Provided data:

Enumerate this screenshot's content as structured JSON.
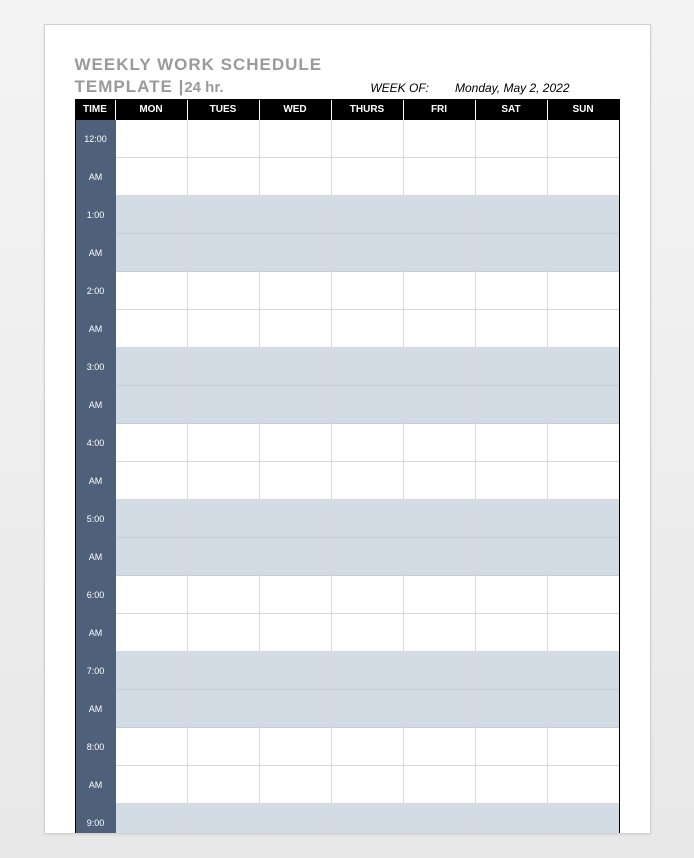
{
  "title": {
    "line1": "WEEKLY WORK SCHEDULE",
    "line2_prefix": "TEMPLATE |",
    "line2_suffix": "24 hr."
  },
  "week_of_label": "WEEK OF:",
  "week_of_value": "Monday, May 2, 2022",
  "columns": {
    "time": "TIME",
    "days": [
      "MON",
      "TUES",
      "WED",
      "THURS",
      "FRI",
      "SAT",
      "SUN"
    ]
  },
  "rows": [
    {
      "top": "12:00",
      "bottom": "",
      "shaded": false
    },
    {
      "top": "AM",
      "bottom": "",
      "shaded": false
    },
    {
      "top": "1:00",
      "bottom": "",
      "shaded": true
    },
    {
      "top": "AM",
      "bottom": "",
      "shaded": true
    },
    {
      "top": "2:00",
      "bottom": "",
      "shaded": false
    },
    {
      "top": "AM",
      "bottom": "",
      "shaded": false
    },
    {
      "top": "3:00",
      "bottom": "",
      "shaded": true
    },
    {
      "top": "AM",
      "bottom": "",
      "shaded": true
    },
    {
      "top": "4:00",
      "bottom": "",
      "shaded": false
    },
    {
      "top": "AM",
      "bottom": "",
      "shaded": false
    },
    {
      "top": "5:00",
      "bottom": "",
      "shaded": true
    },
    {
      "top": "AM",
      "bottom": "",
      "shaded": true
    },
    {
      "top": "6:00",
      "bottom": "",
      "shaded": false
    },
    {
      "top": "AM",
      "bottom": "",
      "shaded": false
    },
    {
      "top": "7:00",
      "bottom": "",
      "shaded": true
    },
    {
      "top": "AM",
      "bottom": "",
      "shaded": true
    },
    {
      "top": "8:00",
      "bottom": "",
      "shaded": false
    },
    {
      "top": "AM",
      "bottom": "",
      "shaded": false
    },
    {
      "top": "9:00",
      "bottom": "",
      "shaded": true
    }
  ]
}
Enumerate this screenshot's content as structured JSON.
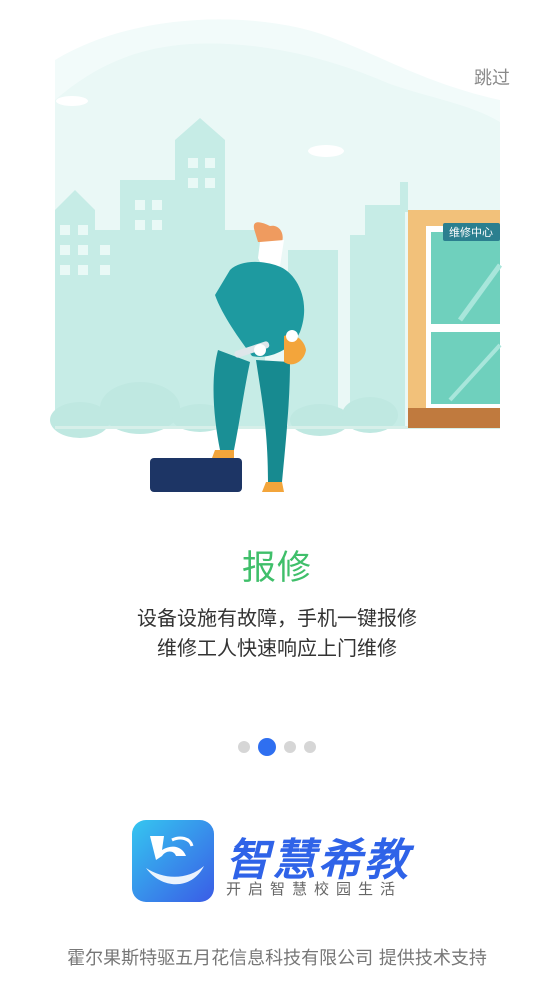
{
  "skip_label": "跳过",
  "illustration": {
    "sign_text": "维修中心"
  },
  "feature": {
    "title": "报修",
    "desc_line1": "设备设施有故障，手机一键报修",
    "desc_line2": "维修工人快速响应上门维修"
  },
  "pagination": {
    "total": 4,
    "active_index": 1
  },
  "brand": {
    "name": "智慧希教",
    "slogan": "开启智慧校园生活"
  },
  "footer": {
    "text": "霍尔果斯特驱五月花信息科技有限公司 提供技术支持"
  },
  "colors": {
    "accent_green": "#3fbf6a",
    "accent_blue": "#2f6ff0",
    "scene_mint": "#dff5f1",
    "worker_teal": "#1e9aa0"
  }
}
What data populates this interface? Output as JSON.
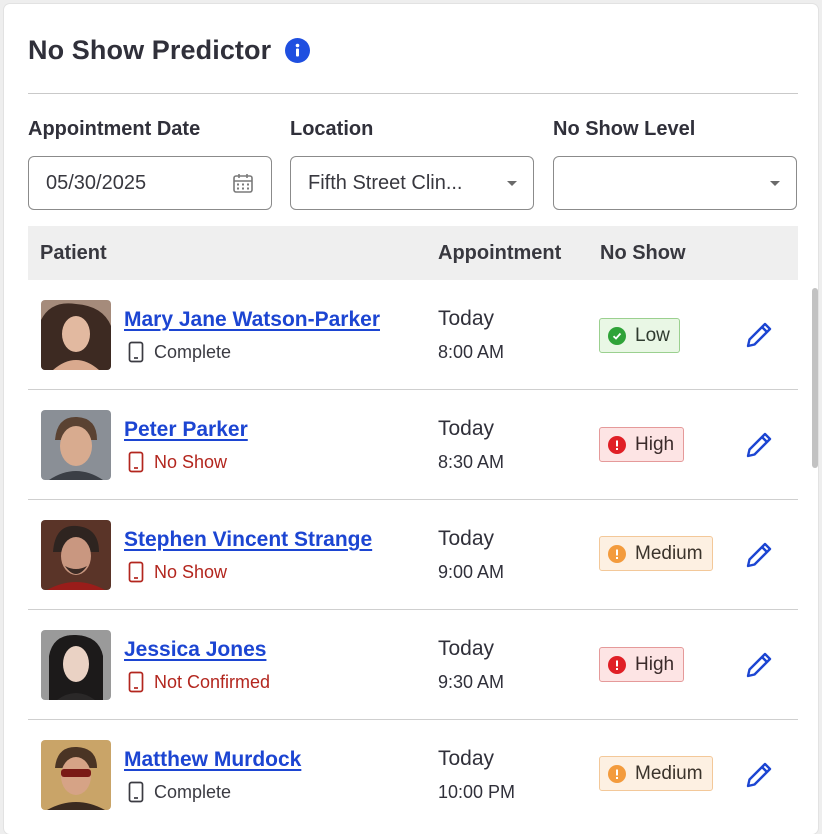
{
  "header": {
    "title": "No Show Predictor",
    "info_icon": "info-circle-icon"
  },
  "filters": {
    "date": {
      "label": "Appointment Date",
      "value": "05/30/2025",
      "icon": "calendar-icon"
    },
    "location": {
      "label": "Location",
      "value": "Fifth Street Clin..."
    },
    "level": {
      "label": "No Show Level",
      "value": ""
    }
  },
  "table": {
    "headers": {
      "patient": "Patient",
      "appointment": "Appointment",
      "no_show": "No Show"
    },
    "rows": [
      {
        "name": "Mary Jane Watson-Parker",
        "status": "Complete",
        "status_kind": "ok",
        "day": "Today",
        "time": "8:00 AM",
        "level": "Low",
        "level_kind": "low"
      },
      {
        "name": "Peter Parker",
        "status": "No Show",
        "status_kind": "bad",
        "day": "Today",
        "time": "8:30 AM",
        "level": "High",
        "level_kind": "high"
      },
      {
        "name": "Stephen Vincent Strange",
        "status": "No Show",
        "status_kind": "bad",
        "day": "Today",
        "time": "9:00 AM",
        "level": "Medium",
        "level_kind": "medium"
      },
      {
        "name": "Jessica Jones",
        "status": "Not Confirmed",
        "status_kind": "bad",
        "day": "Today",
        "time": "9:30 AM",
        "level": "High",
        "level_kind": "high"
      },
      {
        "name": "Matthew Murdock",
        "status": "Complete",
        "status_kind": "ok",
        "day": "Today",
        "time": "10:00 PM",
        "level": "Medium",
        "level_kind": "medium"
      }
    ]
  },
  "colors": {
    "accent": "#1c45d2",
    "low": "#2fa338",
    "high": "#e01f26",
    "medium": "#f39b3d",
    "danger_text": "#b3261e"
  }
}
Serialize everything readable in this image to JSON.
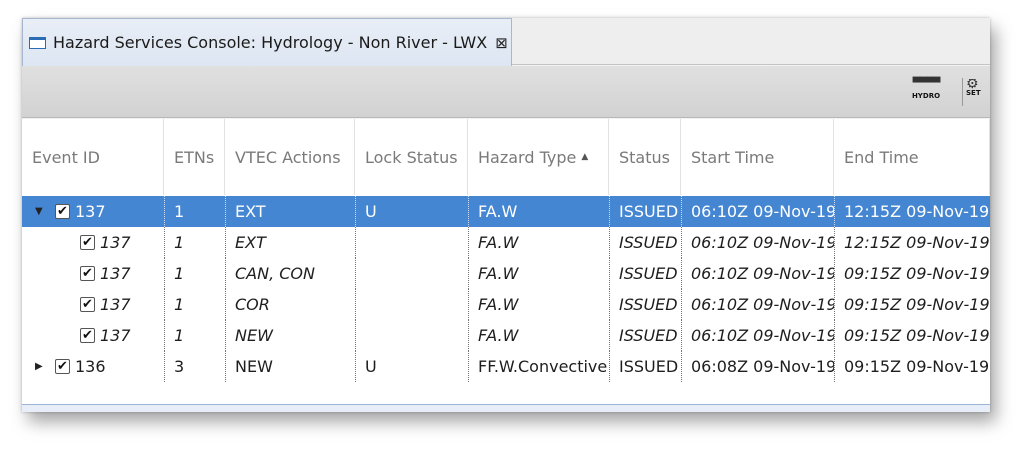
{
  "tab": {
    "title": "Hazard Services Console: Hydrology - Non River - LWX",
    "close_glyph": "⊠"
  },
  "toolbar": {
    "hydro_label": "HYDRO",
    "hydro_icon": "hydro-icon",
    "setup_label": "SET",
    "setup_icon": "gear-icon"
  },
  "columns": [
    "Event ID",
    "ETNs",
    "VTEC Actions",
    "Lock Status",
    "Hazard Type",
    "Status",
    "Start Time",
    "End Time"
  ],
  "sort": {
    "column": "Hazard Type",
    "direction": "ascending",
    "glyph": "▲"
  },
  "rows": [
    {
      "expanded": true,
      "selected": true,
      "child": false,
      "checked": true,
      "event_id": "137",
      "etns": "1",
      "vtec": "EXT",
      "lock": "U",
      "hazard": "FA.W",
      "status": "ISSUED",
      "start": "06:10Z 09-Nov-19",
      "end": "12:15Z 09-Nov-19",
      "twisty": "▼"
    },
    {
      "selected": false,
      "child": true,
      "checked": true,
      "event_id": "137",
      "etns": "1",
      "vtec": "EXT",
      "lock": "",
      "hazard": "FA.W",
      "status": "ISSUED",
      "start": "06:10Z 09-Nov-19",
      "end": "12:15Z 09-Nov-19"
    },
    {
      "selected": false,
      "child": true,
      "checked": true,
      "event_id": "137",
      "etns": "1",
      "vtec": "CAN, CON",
      "lock": "",
      "hazard": "FA.W",
      "status": "ISSUED",
      "start": "06:10Z 09-Nov-19",
      "end": "09:15Z 09-Nov-19"
    },
    {
      "selected": false,
      "child": true,
      "checked": true,
      "event_id": "137",
      "etns": "1",
      "vtec": "COR",
      "lock": "",
      "hazard": "FA.W",
      "status": "ISSUED",
      "start": "06:10Z 09-Nov-19",
      "end": "09:15Z 09-Nov-19"
    },
    {
      "selected": false,
      "child": true,
      "checked": true,
      "event_id": "137",
      "etns": "1",
      "vtec": "NEW",
      "lock": "",
      "hazard": "FA.W",
      "status": "ISSUED",
      "start": "06:10Z 09-Nov-19",
      "end": "09:15Z 09-Nov-19"
    },
    {
      "expanded": false,
      "selected": false,
      "child": false,
      "checked": true,
      "event_id": "136",
      "etns": "3",
      "vtec": "NEW",
      "lock": "U",
      "hazard": "FF.W.Convective",
      "status": "ISSUED",
      "start": "06:08Z 09-Nov-19",
      "end": "09:15Z 09-Nov-19",
      "twisty": "▶"
    }
  ],
  "colors": {
    "selection": "#4486d2",
    "tab_border": "#a7b7cf"
  }
}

What is asked:
Reproduce each line of the entries in which the word "this" is found.

Response:
Enumerate this screenshot's content as structured JSON.
Enumerate this screenshot's content as structured JSON.
What data populates this interface? Output as JSON.
Serialize everything readable in this image to JSON.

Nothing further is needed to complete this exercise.